**What you have to do**
Every entry must be duplicated precisely as written.
*** Data entries
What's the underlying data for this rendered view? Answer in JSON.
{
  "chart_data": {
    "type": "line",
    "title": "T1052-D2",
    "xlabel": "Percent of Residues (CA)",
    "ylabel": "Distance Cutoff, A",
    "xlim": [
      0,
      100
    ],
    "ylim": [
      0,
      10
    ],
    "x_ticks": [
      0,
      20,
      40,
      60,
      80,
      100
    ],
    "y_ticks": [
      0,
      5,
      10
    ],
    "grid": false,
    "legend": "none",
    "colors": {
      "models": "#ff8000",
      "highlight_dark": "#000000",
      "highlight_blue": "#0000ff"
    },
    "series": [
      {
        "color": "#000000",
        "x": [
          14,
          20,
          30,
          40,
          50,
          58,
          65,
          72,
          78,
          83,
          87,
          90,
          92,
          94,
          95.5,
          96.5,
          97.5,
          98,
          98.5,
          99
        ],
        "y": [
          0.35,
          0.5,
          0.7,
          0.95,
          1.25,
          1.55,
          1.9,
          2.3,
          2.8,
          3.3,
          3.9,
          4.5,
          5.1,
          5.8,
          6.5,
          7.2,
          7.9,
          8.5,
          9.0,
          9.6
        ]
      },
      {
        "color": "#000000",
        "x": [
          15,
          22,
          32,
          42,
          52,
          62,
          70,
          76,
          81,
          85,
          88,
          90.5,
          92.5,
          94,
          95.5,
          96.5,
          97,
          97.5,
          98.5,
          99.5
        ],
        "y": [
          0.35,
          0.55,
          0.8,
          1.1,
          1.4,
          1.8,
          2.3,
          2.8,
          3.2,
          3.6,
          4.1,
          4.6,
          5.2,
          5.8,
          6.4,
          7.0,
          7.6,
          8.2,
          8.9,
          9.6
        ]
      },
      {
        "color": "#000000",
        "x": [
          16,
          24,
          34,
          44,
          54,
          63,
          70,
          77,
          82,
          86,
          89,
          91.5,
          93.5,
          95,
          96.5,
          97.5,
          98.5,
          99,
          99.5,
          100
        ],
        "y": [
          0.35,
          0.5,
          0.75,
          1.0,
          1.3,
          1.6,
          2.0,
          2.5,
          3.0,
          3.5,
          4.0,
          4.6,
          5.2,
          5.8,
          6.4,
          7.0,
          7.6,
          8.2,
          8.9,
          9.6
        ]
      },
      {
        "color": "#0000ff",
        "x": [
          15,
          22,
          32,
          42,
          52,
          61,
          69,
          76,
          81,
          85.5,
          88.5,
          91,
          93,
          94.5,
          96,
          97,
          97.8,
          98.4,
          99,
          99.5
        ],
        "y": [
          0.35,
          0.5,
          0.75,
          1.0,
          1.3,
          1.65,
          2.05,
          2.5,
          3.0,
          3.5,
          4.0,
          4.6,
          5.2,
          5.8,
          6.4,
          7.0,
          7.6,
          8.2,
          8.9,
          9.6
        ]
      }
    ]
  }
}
******
**Final answer**
What's the underlying data for this rendered view? Answer in JSON.
{
  "chart_data": {
    "type": "line",
    "title": "T1052-D2",
    "xlabel": "Percent of Residues (CA)",
    "ylabel": "Distance Cutoff, A",
    "xlim": [
      0,
      100
    ],
    "ylim": [
      0,
      10
    ],
    "x_ticks": [
      0,
      20,
      40,
      60,
      80,
      100
    ],
    "y_ticks": [
      0,
      5,
      10
    ],
    "grid": false,
    "legend": "none",
    "colors": {
      "models": "#ff8000",
      "highlight_dark": "#000000",
      "highlight_blue": "#0000ff"
    },
    "series": [
      {
        "color": "#000000",
        "x": [
          14,
          20,
          30,
          40,
          50,
          58,
          65,
          72,
          78,
          83,
          87,
          90,
          92,
          94,
          95.5,
          96.5,
          97.5,
          98,
          98.5,
          99
        ],
        "y": [
          0.35,
          0.5,
          0.7,
          0.95,
          1.25,
          1.55,
          1.9,
          2.3,
          2.8,
          3.3,
          3.9,
          4.5,
          5.1,
          5.8,
          6.5,
          7.2,
          7.9,
          8.5,
          9.0,
          9.6
        ]
      },
      {
        "color": "#000000",
        "x": [
          15,
          22,
          32,
          42,
          52,
          62,
          70,
          76,
          81,
          85,
          88,
          90.5,
          92.5,
          94,
          95.5,
          96.5,
          97,
          97.5,
          98.5,
          99.5
        ],
        "y": [
          0.35,
          0.55,
          0.8,
          1.1,
          1.4,
          1.8,
          2.3,
          2.8,
          3.2,
          3.6,
          4.1,
          4.6,
          5.2,
          5.8,
          6.4,
          7.0,
          7.6,
          8.2,
          8.9,
          9.6
        ]
      },
      {
        "color": "#000000",
        "x": [
          16,
          24,
          34,
          44,
          54,
          63,
          70,
          77,
          82,
          86,
          89,
          91.5,
          93.5,
          95,
          96.5,
          97.5,
          98.5,
          99,
          99.5,
          100
        ],
        "y": [
          0.35,
          0.5,
          0.75,
          1.0,
          1.3,
          1.6,
          2.0,
          2.5,
          3.0,
          3.5,
          4.0,
          4.6,
          5.2,
          5.8,
          6.4,
          7.0,
          7.6,
          8.2,
          8.9,
          9.6
        ]
      },
      {
        "color": "#0000ff",
        "x": [
          15,
          22,
          32,
          42,
          52,
          61,
          69,
          76,
          81,
          85.5,
          88.5,
          91,
          93,
          94.5,
          96,
          97,
          97.8,
          98.4,
          99,
          99.5
        ],
        "y": [
          0.35,
          0.5,
          0.75,
          1.0,
          1.3,
          1.65,
          2.05,
          2.5,
          3.0,
          3.5,
          4.0,
          4.6,
          5.2,
          5.8,
          6.4,
          7.0,
          7.6,
          8.2,
          8.9,
          9.6
        ]
      }
    ]
  }
}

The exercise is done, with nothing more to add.